Start of Input rows

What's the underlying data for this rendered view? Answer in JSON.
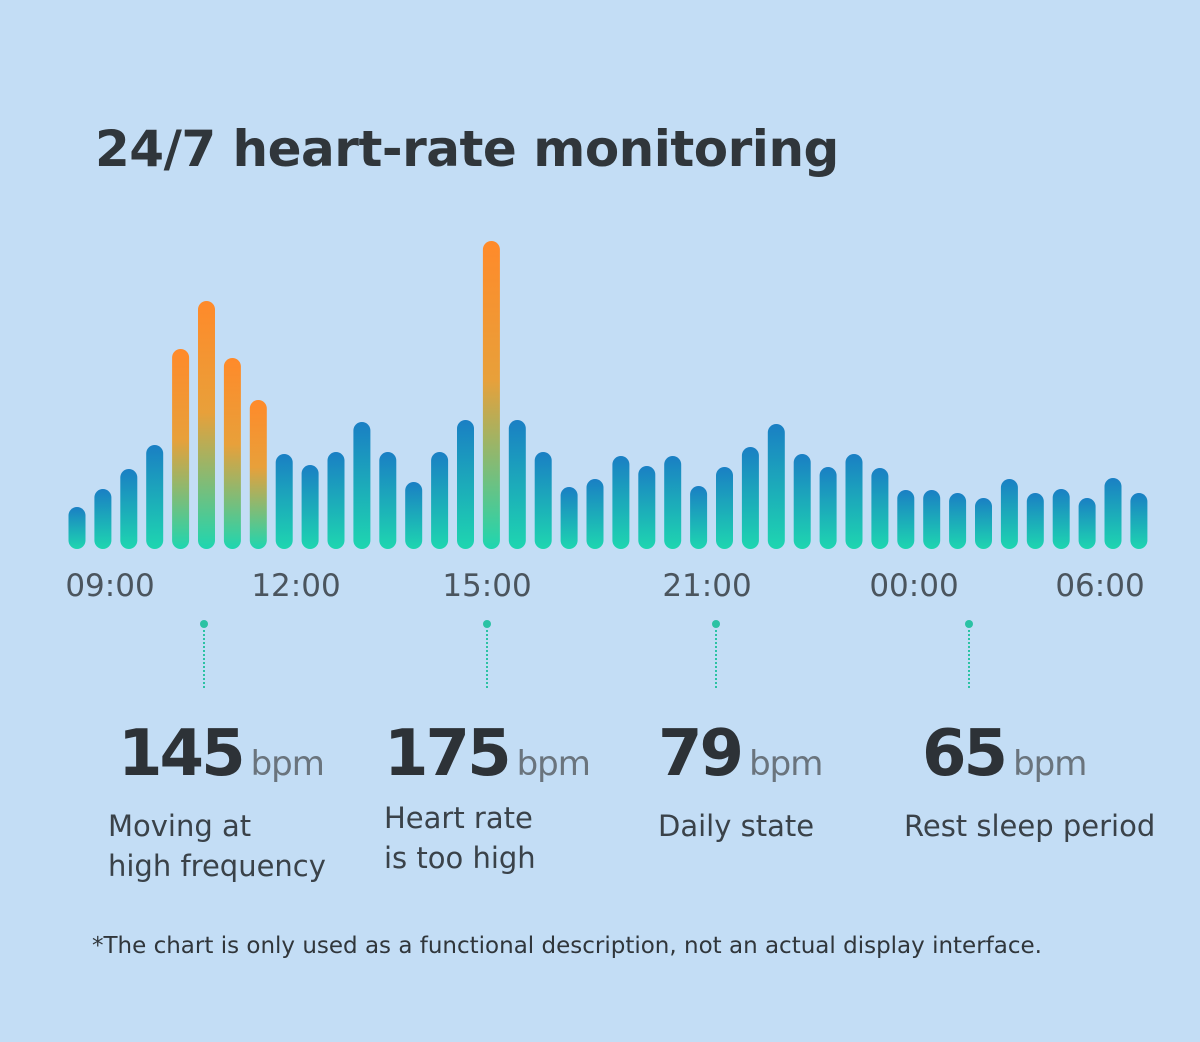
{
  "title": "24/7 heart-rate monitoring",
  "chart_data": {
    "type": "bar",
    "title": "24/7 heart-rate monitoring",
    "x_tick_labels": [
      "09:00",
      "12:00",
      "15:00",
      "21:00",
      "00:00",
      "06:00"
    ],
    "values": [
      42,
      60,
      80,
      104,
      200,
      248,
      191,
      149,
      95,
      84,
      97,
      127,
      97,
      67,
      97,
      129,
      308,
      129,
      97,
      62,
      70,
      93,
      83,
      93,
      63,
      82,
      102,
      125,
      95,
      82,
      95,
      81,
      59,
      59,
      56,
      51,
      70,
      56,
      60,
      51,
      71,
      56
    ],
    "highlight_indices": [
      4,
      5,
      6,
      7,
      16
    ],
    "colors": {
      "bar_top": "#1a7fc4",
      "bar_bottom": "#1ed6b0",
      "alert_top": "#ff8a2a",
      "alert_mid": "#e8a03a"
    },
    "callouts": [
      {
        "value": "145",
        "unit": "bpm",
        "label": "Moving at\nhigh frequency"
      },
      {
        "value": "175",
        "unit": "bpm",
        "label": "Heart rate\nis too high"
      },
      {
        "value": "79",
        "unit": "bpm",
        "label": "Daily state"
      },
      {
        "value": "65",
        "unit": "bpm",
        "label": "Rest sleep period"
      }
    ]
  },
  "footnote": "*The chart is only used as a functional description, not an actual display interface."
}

End of Input rows
Start of Input rows

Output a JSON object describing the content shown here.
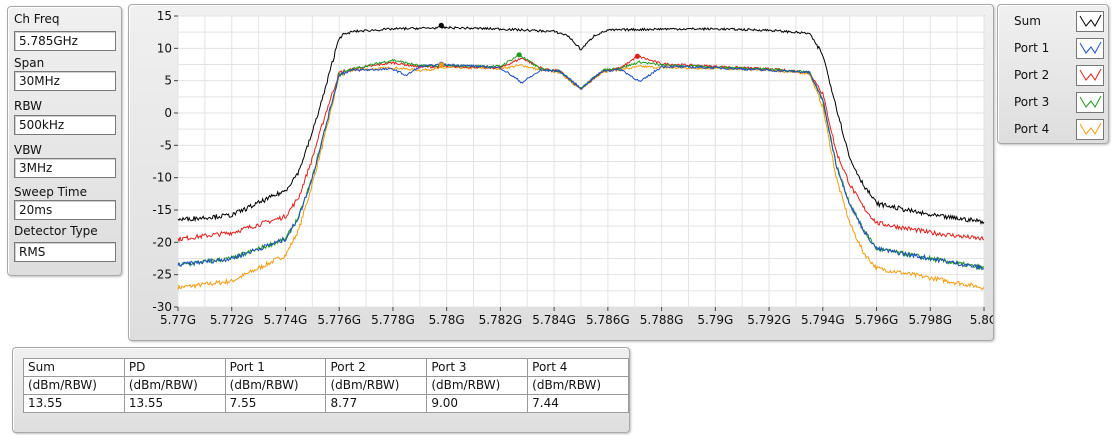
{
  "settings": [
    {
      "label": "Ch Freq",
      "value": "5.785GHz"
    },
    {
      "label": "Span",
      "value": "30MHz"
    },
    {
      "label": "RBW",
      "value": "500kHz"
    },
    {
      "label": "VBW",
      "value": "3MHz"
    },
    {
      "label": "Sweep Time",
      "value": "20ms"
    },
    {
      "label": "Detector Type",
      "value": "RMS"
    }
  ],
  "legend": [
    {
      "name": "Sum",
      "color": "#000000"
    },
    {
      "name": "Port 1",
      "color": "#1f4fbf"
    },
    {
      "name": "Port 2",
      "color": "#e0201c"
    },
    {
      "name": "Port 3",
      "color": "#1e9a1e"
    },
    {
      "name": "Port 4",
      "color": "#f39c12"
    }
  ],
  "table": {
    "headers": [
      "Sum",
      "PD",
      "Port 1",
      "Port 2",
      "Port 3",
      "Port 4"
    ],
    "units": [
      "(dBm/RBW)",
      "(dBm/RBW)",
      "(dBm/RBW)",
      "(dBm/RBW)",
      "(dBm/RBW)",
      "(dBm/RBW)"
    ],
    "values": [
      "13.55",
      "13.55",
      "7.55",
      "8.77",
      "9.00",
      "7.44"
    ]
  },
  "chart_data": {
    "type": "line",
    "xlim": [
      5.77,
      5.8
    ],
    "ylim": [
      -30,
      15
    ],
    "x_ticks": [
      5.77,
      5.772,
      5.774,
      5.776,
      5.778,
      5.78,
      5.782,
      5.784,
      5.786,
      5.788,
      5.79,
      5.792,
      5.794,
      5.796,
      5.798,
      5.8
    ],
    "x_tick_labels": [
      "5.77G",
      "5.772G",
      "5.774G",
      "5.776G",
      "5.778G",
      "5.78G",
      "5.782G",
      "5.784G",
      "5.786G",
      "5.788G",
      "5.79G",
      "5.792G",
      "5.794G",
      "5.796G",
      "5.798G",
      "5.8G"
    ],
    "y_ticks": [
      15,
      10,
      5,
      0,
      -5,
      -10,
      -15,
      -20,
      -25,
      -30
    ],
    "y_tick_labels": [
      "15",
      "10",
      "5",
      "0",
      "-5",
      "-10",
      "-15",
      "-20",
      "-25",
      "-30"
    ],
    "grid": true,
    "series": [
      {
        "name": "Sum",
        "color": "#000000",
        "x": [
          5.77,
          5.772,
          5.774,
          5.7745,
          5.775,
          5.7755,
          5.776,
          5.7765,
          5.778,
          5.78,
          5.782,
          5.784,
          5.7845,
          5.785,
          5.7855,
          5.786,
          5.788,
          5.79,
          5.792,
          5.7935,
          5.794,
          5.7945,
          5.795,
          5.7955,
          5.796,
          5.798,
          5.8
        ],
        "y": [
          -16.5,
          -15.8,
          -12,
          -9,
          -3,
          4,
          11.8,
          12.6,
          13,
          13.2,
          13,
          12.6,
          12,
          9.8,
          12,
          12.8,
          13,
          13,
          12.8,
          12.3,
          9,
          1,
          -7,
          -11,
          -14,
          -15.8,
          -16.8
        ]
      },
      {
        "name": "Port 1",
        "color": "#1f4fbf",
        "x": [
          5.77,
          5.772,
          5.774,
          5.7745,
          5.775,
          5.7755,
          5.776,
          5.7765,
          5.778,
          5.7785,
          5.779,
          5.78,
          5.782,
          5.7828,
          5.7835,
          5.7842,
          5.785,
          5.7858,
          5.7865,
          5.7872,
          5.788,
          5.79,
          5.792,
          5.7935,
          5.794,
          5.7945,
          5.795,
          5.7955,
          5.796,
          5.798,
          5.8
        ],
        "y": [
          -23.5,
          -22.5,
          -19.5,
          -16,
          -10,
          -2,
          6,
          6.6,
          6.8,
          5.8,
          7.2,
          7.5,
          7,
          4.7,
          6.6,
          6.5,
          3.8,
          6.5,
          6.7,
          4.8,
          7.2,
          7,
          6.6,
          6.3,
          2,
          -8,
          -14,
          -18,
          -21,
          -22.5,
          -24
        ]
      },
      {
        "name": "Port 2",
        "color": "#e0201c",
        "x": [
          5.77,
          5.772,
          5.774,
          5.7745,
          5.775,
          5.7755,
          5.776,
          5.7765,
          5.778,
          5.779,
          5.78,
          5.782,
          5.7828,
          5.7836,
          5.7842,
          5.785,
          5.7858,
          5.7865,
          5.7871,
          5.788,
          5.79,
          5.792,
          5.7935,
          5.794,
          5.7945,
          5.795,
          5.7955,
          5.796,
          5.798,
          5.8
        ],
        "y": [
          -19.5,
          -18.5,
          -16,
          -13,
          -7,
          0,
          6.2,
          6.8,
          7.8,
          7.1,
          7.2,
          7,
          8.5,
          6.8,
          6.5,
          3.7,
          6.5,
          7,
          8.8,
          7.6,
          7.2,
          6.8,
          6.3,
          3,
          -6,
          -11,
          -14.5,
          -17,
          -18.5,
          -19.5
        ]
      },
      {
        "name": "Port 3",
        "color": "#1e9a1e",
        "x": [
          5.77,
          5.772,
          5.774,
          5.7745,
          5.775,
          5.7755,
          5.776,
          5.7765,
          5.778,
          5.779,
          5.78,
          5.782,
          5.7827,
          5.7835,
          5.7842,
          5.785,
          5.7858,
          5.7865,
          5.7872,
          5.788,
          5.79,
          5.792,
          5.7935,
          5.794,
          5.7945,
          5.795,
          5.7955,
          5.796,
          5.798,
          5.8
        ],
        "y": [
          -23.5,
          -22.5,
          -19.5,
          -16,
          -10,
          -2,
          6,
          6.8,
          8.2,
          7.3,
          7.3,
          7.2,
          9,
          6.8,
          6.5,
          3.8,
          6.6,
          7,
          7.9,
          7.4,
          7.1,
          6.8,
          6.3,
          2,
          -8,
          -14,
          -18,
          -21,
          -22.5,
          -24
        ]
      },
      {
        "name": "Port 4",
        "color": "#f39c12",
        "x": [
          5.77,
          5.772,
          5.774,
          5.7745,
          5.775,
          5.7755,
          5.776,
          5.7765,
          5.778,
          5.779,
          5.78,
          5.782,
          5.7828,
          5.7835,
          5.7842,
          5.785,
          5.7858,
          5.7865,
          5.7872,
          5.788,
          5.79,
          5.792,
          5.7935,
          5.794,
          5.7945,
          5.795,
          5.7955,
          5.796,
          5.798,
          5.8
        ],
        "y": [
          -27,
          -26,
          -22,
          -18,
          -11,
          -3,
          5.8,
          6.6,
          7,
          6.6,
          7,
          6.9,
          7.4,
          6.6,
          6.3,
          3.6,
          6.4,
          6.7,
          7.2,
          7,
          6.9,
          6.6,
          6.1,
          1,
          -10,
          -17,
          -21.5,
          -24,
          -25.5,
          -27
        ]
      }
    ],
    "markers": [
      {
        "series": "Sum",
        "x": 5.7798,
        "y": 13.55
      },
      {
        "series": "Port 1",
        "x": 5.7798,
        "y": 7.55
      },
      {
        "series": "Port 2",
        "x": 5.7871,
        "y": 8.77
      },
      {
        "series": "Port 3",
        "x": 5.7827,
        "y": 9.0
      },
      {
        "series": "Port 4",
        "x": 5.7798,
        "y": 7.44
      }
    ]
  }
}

End of Input rows

Using the listing above, return all lines where the word "rate" occurs.

Final result:
  "title": "24/7 heart-rate monitoring",
    "title": "24/7 heart-rate monitoring",
        "label": "Heart rate\nis too high"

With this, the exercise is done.